What to produce: Using the material below, copy every line where "reel" appears.

Input data:
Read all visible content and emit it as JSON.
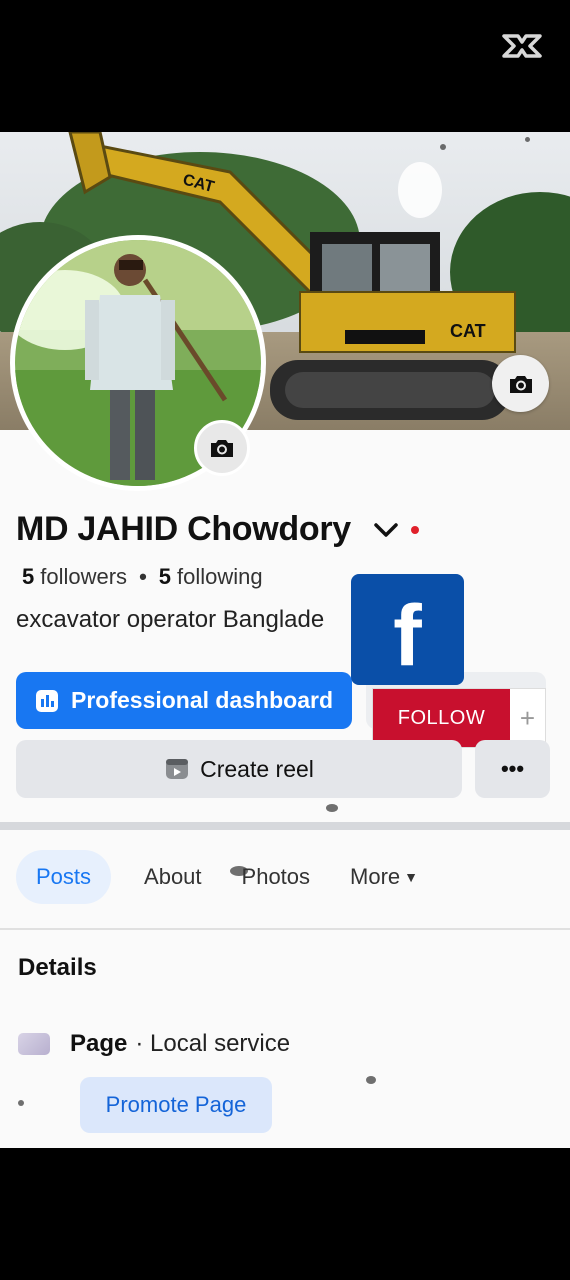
{
  "profile": {
    "name": "MD JAHID Chowdory",
    "followers_count": "5",
    "followers_label": "followers",
    "following_count": "5",
    "following_label": "following",
    "separator": "•",
    "bio": "excavator operator Banglade"
  },
  "overlay": {
    "fb_logo_letter": "f",
    "follow_label": "FOLLOW",
    "follow_plus": "+"
  },
  "actions": {
    "dashboard_label": "Professional dashboard",
    "reel_label": "Create reel",
    "more_label": "•••"
  },
  "tabs": [
    {
      "label": "Posts",
      "active": true
    },
    {
      "label": "About"
    },
    {
      "label": "Photos"
    },
    {
      "label": "More"
    }
  ],
  "details": {
    "heading": "Details",
    "page_type_bold": "Page",
    "page_type_rest": "· Local service",
    "promote_label": "Promote Page"
  },
  "icons": {
    "capcut": "capcut-logo-icon",
    "cover_camera": "camera-icon",
    "avatar_camera": "camera-icon",
    "chevron": "chevron-down-icon",
    "dashboard": "bar-chart-icon",
    "reel": "reel-icon",
    "page": "page-icon"
  },
  "colors": {
    "primary": "#1877f2",
    "follow_red": "#c8102e",
    "fb_blue": "#0a4fa8",
    "status_dot": "#e0202a"
  }
}
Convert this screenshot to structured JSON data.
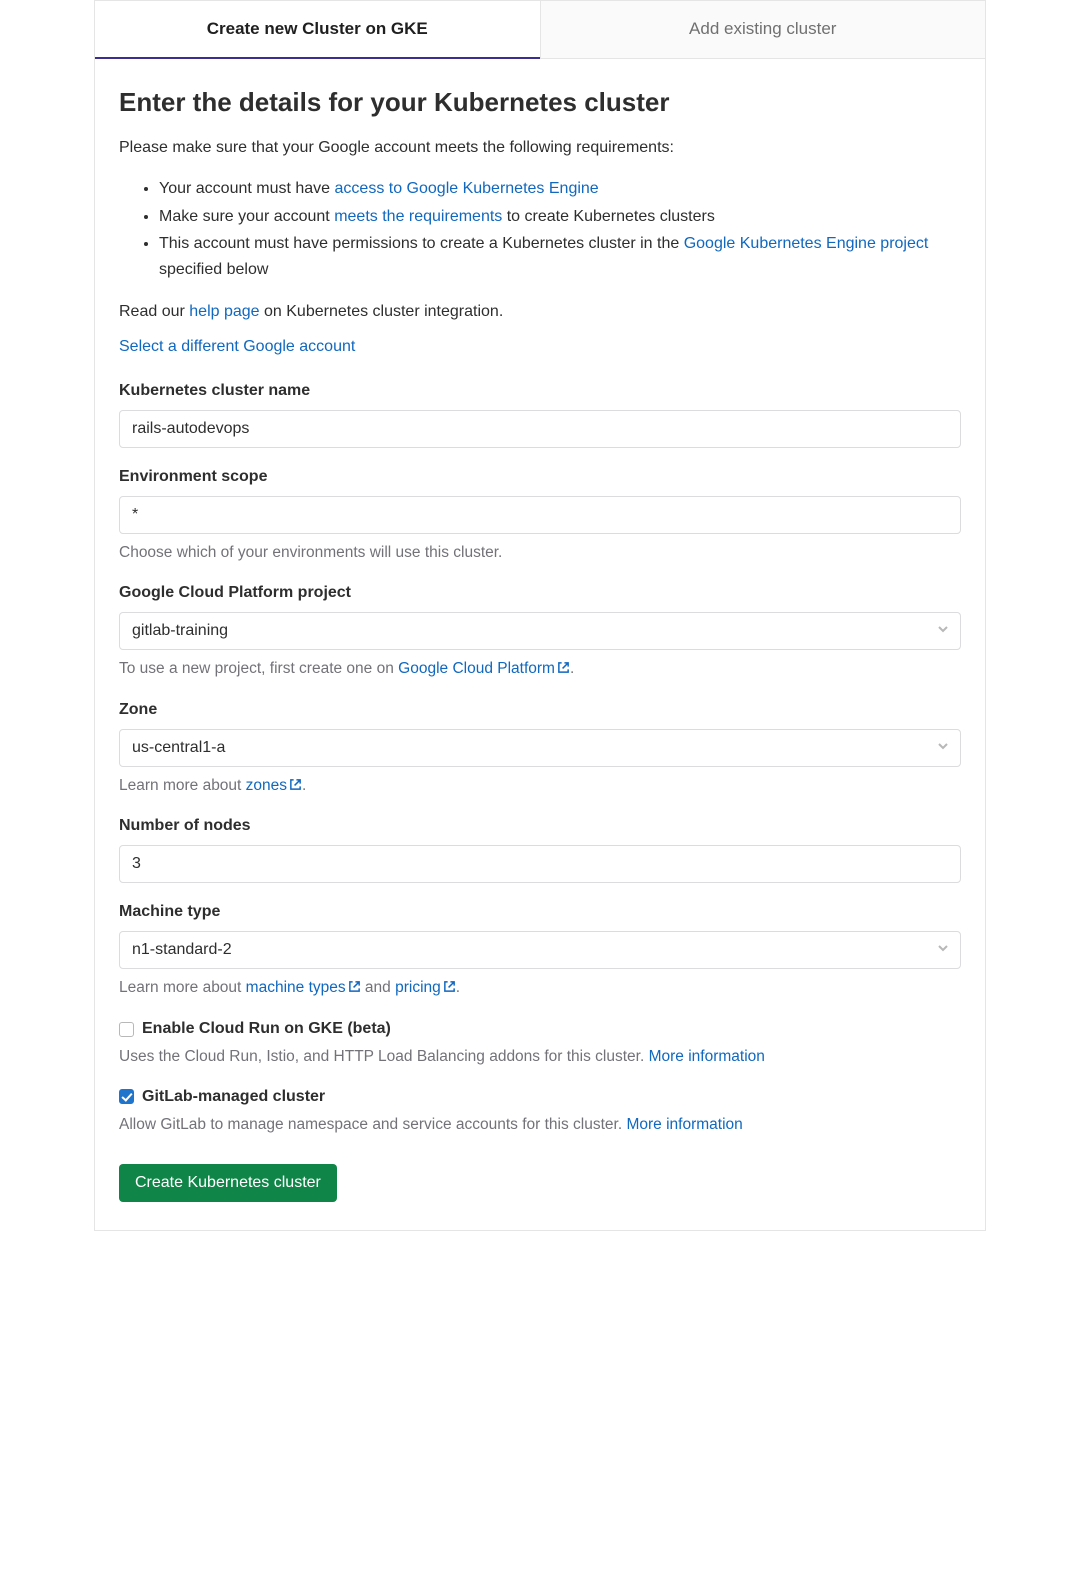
{
  "tabs": {
    "create": "Create new Cluster on GKE",
    "add": "Add existing cluster"
  },
  "heading": "Enter the details for your Kubernetes cluster",
  "intro": "Please make sure that your Google account meets the following requirements:",
  "reqs": {
    "r1a": "Your account must have ",
    "r1_link": "access to Google Kubernetes Engine",
    "r2a": "Make sure your account ",
    "r2_link": "meets the requirements",
    "r2b": " to create Kubernetes clusters",
    "r3a": "This account must have permissions to create a Kubernetes cluster in the ",
    "r3_link": "Google Kubernetes Engine project",
    "r3b": " specified below"
  },
  "read1": "Read our ",
  "read_link": "help page",
  "read2": " on Kubernetes cluster integration.",
  "select_account": "Select a different Google account",
  "fields": {
    "cluster_name_label": "Kubernetes cluster name",
    "cluster_name_value": "rails-autodevops",
    "env_scope_label": "Environment scope",
    "env_scope_value": "*",
    "env_scope_help": "Choose which of your environments will use this cluster.",
    "gcp_project_label": "Google Cloud Platform project",
    "gcp_project_value": "gitlab-training",
    "gcp_help1": "To use a new project, first create one on ",
    "gcp_help_link": "Google Cloud Platform",
    "gcp_help2": ".",
    "zone_label": "Zone",
    "zone_value": "us-central1-a",
    "zone_help1": "Learn more about ",
    "zone_help_link": "zones",
    "zone_help2": ".",
    "nodes_label": "Number of nodes",
    "nodes_value": "3",
    "machine_label": "Machine type",
    "machine_value": "n1-standard-2",
    "machine_help1": "Learn more about ",
    "machine_help_link1": "machine types",
    "machine_help_mid": " and ",
    "machine_help_link2": "pricing",
    "machine_help2": "."
  },
  "check1": {
    "label": "Enable Cloud Run on GKE (beta)",
    "help": "Uses the Cloud Run, Istio, and HTTP Load Balancing addons for this cluster. ",
    "more": "More information"
  },
  "check2": {
    "label": "GitLab-managed cluster",
    "help": "Allow GitLab to manage namespace and service accounts for this cluster. ",
    "more": "More information"
  },
  "submit": "Create Kubernetes cluster"
}
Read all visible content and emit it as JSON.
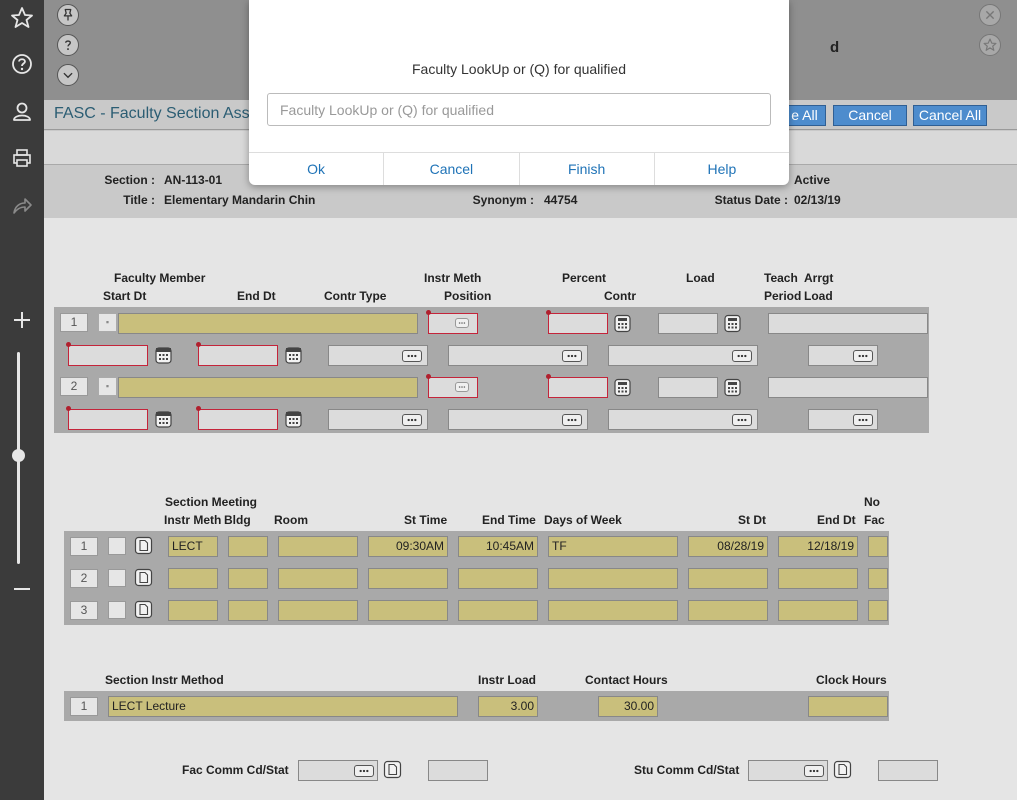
{
  "header": {
    "title_suffix": "d"
  },
  "form": {
    "title": "FASC - Faculty Section Ass",
    "buttons": {
      "save_all": "e All",
      "cancel": "Cancel",
      "cancel_all": "Cancel All"
    }
  },
  "info": {
    "section_label": "Section :",
    "section_value": "AN-113-01",
    "title_label": "Title :",
    "title_value": "Elementary Mandarin Chin",
    "synonym_label": "Synonym :",
    "synonym_value": "44754",
    "status_value": "Active",
    "status_date_label": "Status Date :",
    "status_date_value": "02/13/19"
  },
  "faculty": {
    "headers": {
      "faculty_member": "Faculty Member",
      "start_dt": "Start Dt",
      "end_dt": "End Dt",
      "contr_type": "Contr Type",
      "instr_meth": "Instr Meth",
      "position": "Position",
      "percent": "Percent",
      "contr": "Contr",
      "load": "Load",
      "teach": "Teach",
      "period": "Period",
      "arrgt": "Arrgt",
      "arrgt_load": "Load"
    },
    "rows": [
      {
        "num": "1"
      },
      {
        "num": "2"
      }
    ]
  },
  "meeting": {
    "headers": {
      "section_meeting": "Section Meeting",
      "instr_meth": "Instr Meth",
      "bldg": "Bldg",
      "room": "Room",
      "st_time": "St Time",
      "end_time": "End Time",
      "days_of_week": "Days of Week",
      "st_dt": "St Dt",
      "end_dt": "End Dt",
      "no": "No",
      "fac": "Fac"
    },
    "rows": [
      {
        "num": "1",
        "instr_meth": "LECT",
        "bldg": "",
        "room": "",
        "st_time": "09:30AM",
        "end_time": "10:45AM",
        "days": "TF",
        "st_dt": "08/28/19",
        "end_dt": "12/18/19",
        "no_fac": ""
      },
      {
        "num": "2",
        "instr_meth": "",
        "bldg": "",
        "room": "",
        "st_time": "",
        "end_time": "",
        "days": "",
        "st_dt": "",
        "end_dt": "",
        "no_fac": ""
      },
      {
        "num": "3",
        "instr_meth": "",
        "bldg": "",
        "room": "",
        "st_time": "",
        "end_time": "",
        "days": "",
        "st_dt": "",
        "end_dt": "",
        "no_fac": ""
      }
    ]
  },
  "instr_method": {
    "headers": {
      "section_instr_method": "Section Instr Method",
      "instr_load": "Instr Load",
      "contact_hours": "Contact Hours",
      "clock_hours": "Clock Hours"
    },
    "rows": [
      {
        "num": "1",
        "method": "LECT Lecture",
        "instr_load": "3.00",
        "contact_hours": "30.00",
        "clock_hours": ""
      }
    ]
  },
  "footer": {
    "fac_comm_label": "Fac Comm Cd/Stat",
    "stu_comm_label": "Stu Comm Cd/Stat"
  },
  "modal": {
    "label": "Faculty LookUp or (Q) for qualified",
    "placeholder": "Faculty LookUp or (Q) for qualified",
    "buttons": {
      "ok": "Ok",
      "cancel": "Cancel",
      "finish": "Finish",
      "help": "Help"
    }
  },
  "colors": {
    "accent_button": "#4d8ccd",
    "field_yellow": "#c9bf7c",
    "required_red": "#c4243a",
    "link_blue": "#1f73b7"
  }
}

Response to the exercise:
    "reel_label": "Create reel",
    "reel": "reel-icon",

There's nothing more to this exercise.